===== Rows
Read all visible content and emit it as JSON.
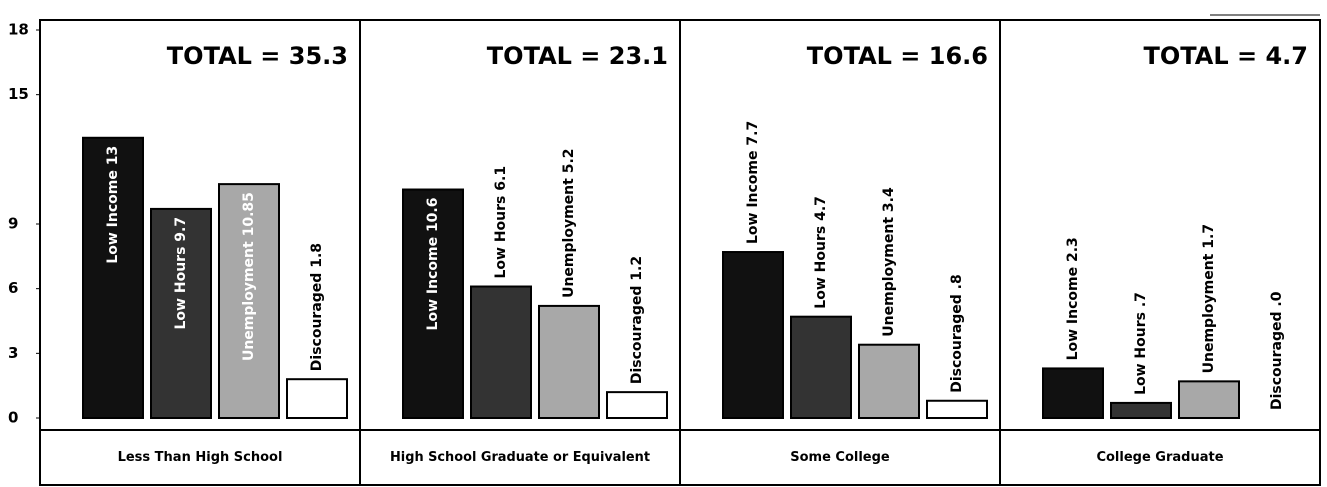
{
  "chart_data": {
    "type": "bar",
    "categories": [
      "Less Than High School",
      "High School Graduate or Equivalent",
      "Some College",
      "College Graduate"
    ],
    "total_label": "TOTAL =",
    "totals": [
      35.3,
      23.1,
      16.6,
      4.7
    ],
    "series": [
      {
        "name": "Low Income",
        "color": "#111111",
        "values": [
          13,
          10.6,
          7.7,
          2.3
        ]
      },
      {
        "name": "Low Hours",
        "color": "#333333",
        "values": [
          9.7,
          6.1,
          4.7,
          0.7
        ],
        "value_labels": [
          "9.7",
          "6.1",
          "4.7",
          ".7"
        ]
      },
      {
        "name": "Unemployment",
        "color": "#a8a8a8",
        "values": [
          10.85,
          5.2,
          3.4,
          1.7
        ]
      },
      {
        "name": "Discouraged",
        "color": "#ffffff",
        "values": [
          1.8,
          1.2,
          0.8,
          0
        ],
        "value_labels": [
          "1.8",
          "1.2",
          ".8",
          ".0"
        ]
      }
    ],
    "ylim": [
      0,
      18
    ],
    "yticks": [
      0,
      3,
      6,
      9,
      15,
      18
    ]
  }
}
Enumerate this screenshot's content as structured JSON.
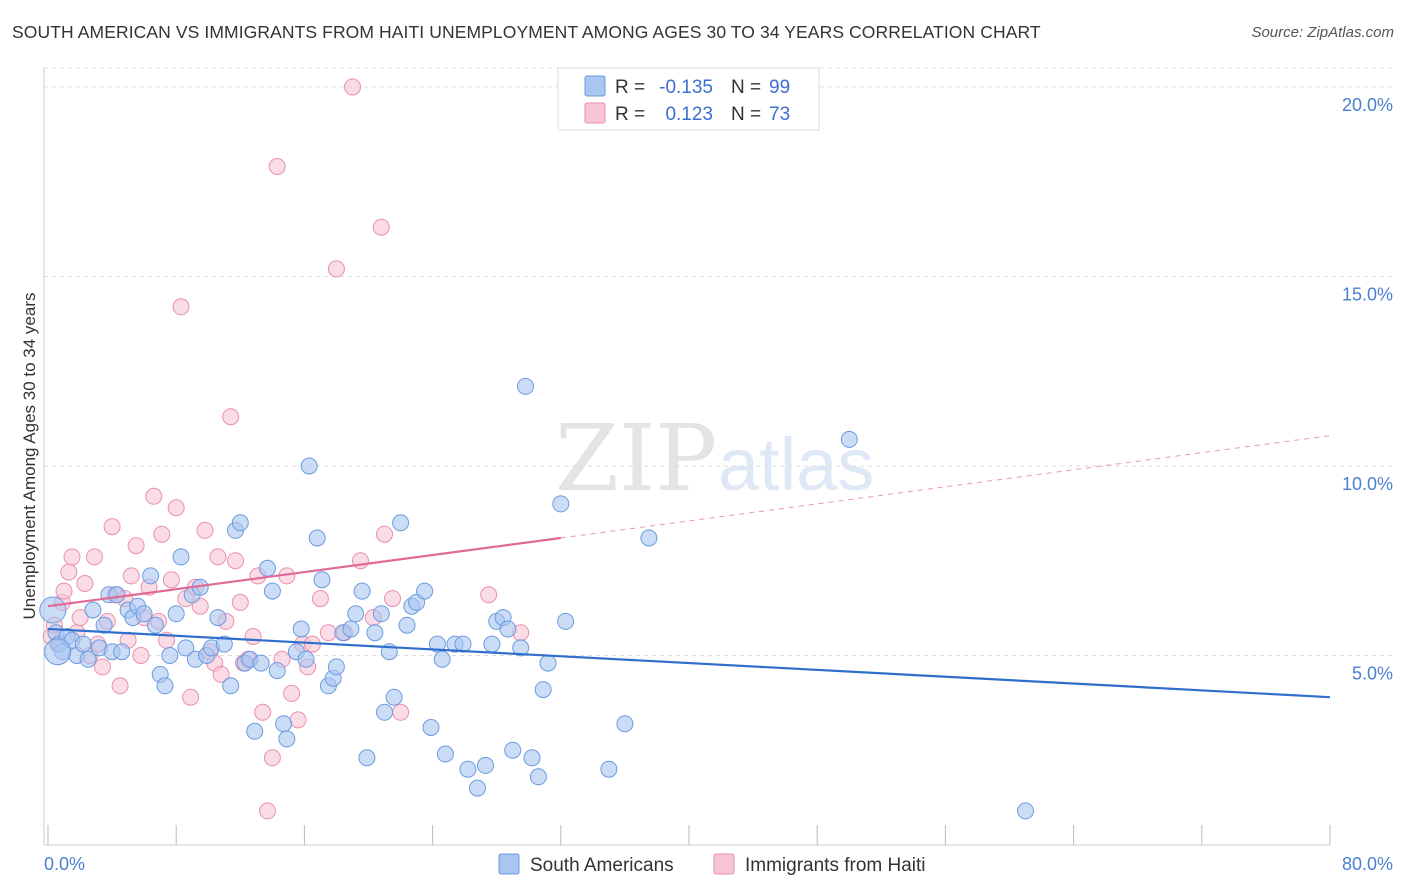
{
  "header": {
    "title": "SOUTH AMERICAN VS IMMIGRANTS FROM HAITI UNEMPLOYMENT AMONG AGES 30 TO 34 YEARS CORRELATION CHART",
    "source": "Source: ZipAtlas.com"
  },
  "watermark": {
    "zip": "ZIP",
    "atlas": "atlas"
  },
  "legend": {
    "rows": [
      {
        "r_label": "R =",
        "r_value": "-0.135",
        "n_label": "N =",
        "n_value": "99",
        "color": "#6c9be0"
      },
      {
        "r_label": "R =",
        "r_value": "0.123",
        "n_label": "N =",
        "n_value": "73",
        "color": "#f19bb8"
      }
    ]
  },
  "colors": {
    "blue_fill": "#a9c6f0",
    "blue_stroke": "#6c9be0",
    "blue_line": "#2f6fcc",
    "pink_fill": "#f7c5d5",
    "pink_stroke": "#ea8fb0",
    "pink_line": "#e06a96",
    "tick": "#4a7fd1",
    "grid": "#dddddd"
  },
  "chart_data": {
    "type": "scatter",
    "title": "SOUTH AMERICAN VS IMMIGRANTS FROM HAITI UNEMPLOYMENT AMONG AGES 30 TO 34 YEARS CORRELATION CHART",
    "xlabel": "",
    "ylabel": "Unemployment Among Ages 30 to 34 years",
    "xlim": [
      0,
      80
    ],
    "ylim": [
      0,
      20.5
    ],
    "x_tick_labels": [
      "0.0%",
      "80.0%"
    ],
    "y_ticks": [
      5,
      10,
      15,
      20
    ],
    "y_tick_labels": [
      "5.0%",
      "10.0%",
      "15.0%",
      "20.0%"
    ],
    "grid": "horizontal dashed",
    "legend_position": "top-center",
    "series": [
      {
        "name": "South Americans",
        "trend": {
          "x0": 0,
          "y0": 5.7,
          "x1": 80,
          "y1": 3.9,
          "solid_until": 80
        },
        "points": [
          [
            0.3,
            6.2
          ],
          [
            0.5,
            5.6
          ],
          [
            0.7,
            5.3
          ],
          [
            0.9,
            5.1
          ],
          [
            1.2,
            5.5
          ],
          [
            1.5,
            5.4
          ],
          [
            1.8,
            5.0
          ],
          [
            2.2,
            5.3
          ],
          [
            2.5,
            4.9
          ],
          [
            2.8,
            6.2
          ],
          [
            3.2,
            5.2
          ],
          [
            3.5,
            5.8
          ],
          [
            3.8,
            6.6
          ],
          [
            4.0,
            5.1
          ],
          [
            4.3,
            6.6
          ],
          [
            4.6,
            5.1
          ],
          [
            5.0,
            6.2
          ],
          [
            5.3,
            6.0
          ],
          [
            5.6,
            6.3
          ],
          [
            6.0,
            6.1
          ],
          [
            6.4,
            7.1
          ],
          [
            6.7,
            5.8
          ],
          [
            7.0,
            4.5
          ],
          [
            7.3,
            4.2
          ],
          [
            7.6,
            5.0
          ],
          [
            8.0,
            6.1
          ],
          [
            8.3,
            7.6
          ],
          [
            8.6,
            5.2
          ],
          [
            9.0,
            6.6
          ],
          [
            9.2,
            4.9
          ],
          [
            9.5,
            6.8
          ],
          [
            9.9,
            5.0
          ],
          [
            10.2,
            5.2
          ],
          [
            10.6,
            6.0
          ],
          [
            11.0,
            5.3
          ],
          [
            11.4,
            4.2
          ],
          [
            11.7,
            8.3
          ],
          [
            12.0,
            8.5
          ],
          [
            12.3,
            4.8
          ],
          [
            12.6,
            4.9
          ],
          [
            12.9,
            3.0
          ],
          [
            13.3,
            4.8
          ],
          [
            13.7,
            7.3
          ],
          [
            14.0,
            6.7
          ],
          [
            14.3,
            4.6
          ],
          [
            14.7,
            3.2
          ],
          [
            14.9,
            2.8
          ],
          [
            15.5,
            5.1
          ],
          [
            15.8,
            5.7
          ],
          [
            16.1,
            4.9
          ],
          [
            16.3,
            10.0
          ],
          [
            16.8,
            8.1
          ],
          [
            17.1,
            7.0
          ],
          [
            17.5,
            4.2
          ],
          [
            17.8,
            4.4
          ],
          [
            18.0,
            4.7
          ],
          [
            18.4,
            5.6
          ],
          [
            18.9,
            5.7
          ],
          [
            19.2,
            6.1
          ],
          [
            19.6,
            6.7
          ],
          [
            19.9,
            2.3
          ],
          [
            20.4,
            5.6
          ],
          [
            20.8,
            6.1
          ],
          [
            21.0,
            3.5
          ],
          [
            21.3,
            5.1
          ],
          [
            21.6,
            3.9
          ],
          [
            22.0,
            8.5
          ],
          [
            22.4,
            5.8
          ],
          [
            22.7,
            6.3
          ],
          [
            23.0,
            6.4
          ],
          [
            23.5,
            6.7
          ],
          [
            23.9,
            3.1
          ],
          [
            24.3,
            5.3
          ],
          [
            24.6,
            4.9
          ],
          [
            24.8,
            2.4
          ],
          [
            25.4,
            5.3
          ],
          [
            25.9,
            5.3
          ],
          [
            26.2,
            2.0
          ],
          [
            26.8,
            1.5
          ],
          [
            27.3,
            2.1
          ],
          [
            27.7,
            5.3
          ],
          [
            28.0,
            5.9
          ],
          [
            28.4,
            6.0
          ],
          [
            28.7,
            5.7
          ],
          [
            29.0,
            2.5
          ],
          [
            29.5,
            5.2
          ],
          [
            29.8,
            12.1
          ],
          [
            30.2,
            2.3
          ],
          [
            30.6,
            1.8
          ],
          [
            30.9,
            4.1
          ],
          [
            31.2,
            4.8
          ],
          [
            32.0,
            9.0
          ],
          [
            32.3,
            5.9
          ],
          [
            35.0,
            2.0
          ],
          [
            36.0,
            3.2
          ],
          [
            37.5,
            8.1
          ],
          [
            50.0,
            10.7
          ],
          [
            61.0,
            0.9
          ],
          [
            0.6,
            5.1
          ]
        ]
      },
      {
        "name": "Immigrants from Haiti",
        "trend": {
          "x0": 0,
          "y0": 6.3,
          "x1": 80,
          "y1": 10.8,
          "solid_until": 32
        },
        "points": [
          [
            0.2,
            5.5
          ],
          [
            0.4,
            5.8
          ],
          [
            0.6,
            5.3
          ],
          [
            0.9,
            6.4
          ],
          [
            1.0,
            6.7
          ],
          [
            1.3,
            7.2
          ],
          [
            1.5,
            7.6
          ],
          [
            1.8,
            5.6
          ],
          [
            2.0,
            6.0
          ],
          [
            2.3,
            6.9
          ],
          [
            2.6,
            5.0
          ],
          [
            2.9,
            7.6
          ],
          [
            3.1,
            5.3
          ],
          [
            3.4,
            4.7
          ],
          [
            3.7,
            5.9
          ],
          [
            4.0,
            8.4
          ],
          [
            4.2,
            6.6
          ],
          [
            4.5,
            4.2
          ],
          [
            4.8,
            6.5
          ],
          [
            5.0,
            5.4
          ],
          [
            5.2,
            7.1
          ],
          [
            5.5,
            7.9
          ],
          [
            5.8,
            5.0
          ],
          [
            6.0,
            6.0
          ],
          [
            6.3,
            6.8
          ],
          [
            6.6,
            9.2
          ],
          [
            6.9,
            5.9
          ],
          [
            7.1,
            8.2
          ],
          [
            7.4,
            5.4
          ],
          [
            7.7,
            7.0
          ],
          [
            8.0,
            8.9
          ],
          [
            8.3,
            14.2
          ],
          [
            8.6,
            6.5
          ],
          [
            8.9,
            3.9
          ],
          [
            9.2,
            6.8
          ],
          [
            9.5,
            6.3
          ],
          [
            9.8,
            8.3
          ],
          [
            10.1,
            5.1
          ],
          [
            10.4,
            4.8
          ],
          [
            10.6,
            7.6
          ],
          [
            10.8,
            4.5
          ],
          [
            11.1,
            5.9
          ],
          [
            11.4,
            11.3
          ],
          [
            11.7,
            7.5
          ],
          [
            12.0,
            6.4
          ],
          [
            12.2,
            4.8
          ],
          [
            12.5,
            4.9
          ],
          [
            12.8,
            5.5
          ],
          [
            13.1,
            7.1
          ],
          [
            13.4,
            3.5
          ],
          [
            13.7,
            0.9
          ],
          [
            14.0,
            2.3
          ],
          [
            14.3,
            17.9
          ],
          [
            14.6,
            4.9
          ],
          [
            14.9,
            7.1
          ],
          [
            15.2,
            4.0
          ],
          [
            15.6,
            3.3
          ],
          [
            15.9,
            5.3
          ],
          [
            16.2,
            4.7
          ],
          [
            16.5,
            5.3
          ],
          [
            17.0,
            6.5
          ],
          [
            17.5,
            5.6
          ],
          [
            18.0,
            15.2
          ],
          [
            18.5,
            5.6
          ],
          [
            19.0,
            20.0
          ],
          [
            19.5,
            7.5
          ],
          [
            20.3,
            6.0
          ],
          [
            20.8,
            16.3
          ],
          [
            21.0,
            8.2
          ],
          [
            21.5,
            6.5
          ],
          [
            22.0,
            3.5
          ],
          [
            27.5,
            6.6
          ],
          [
            29.5,
            5.6
          ]
        ]
      }
    ]
  },
  "bottom_legend": {
    "items": [
      {
        "label": "South Americans",
        "color": "#a9c6f0"
      },
      {
        "label": "Immigrants from Haiti",
        "color": "#f7c5d5"
      }
    ]
  }
}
==========
→ **Exercise brief**:
In the entries above, identify each line that includes the string "content", then copy it.

→ **Expected answer**:
Read all visible content and emit it as JSON.
Enumerate this screenshot's content as structured JSON.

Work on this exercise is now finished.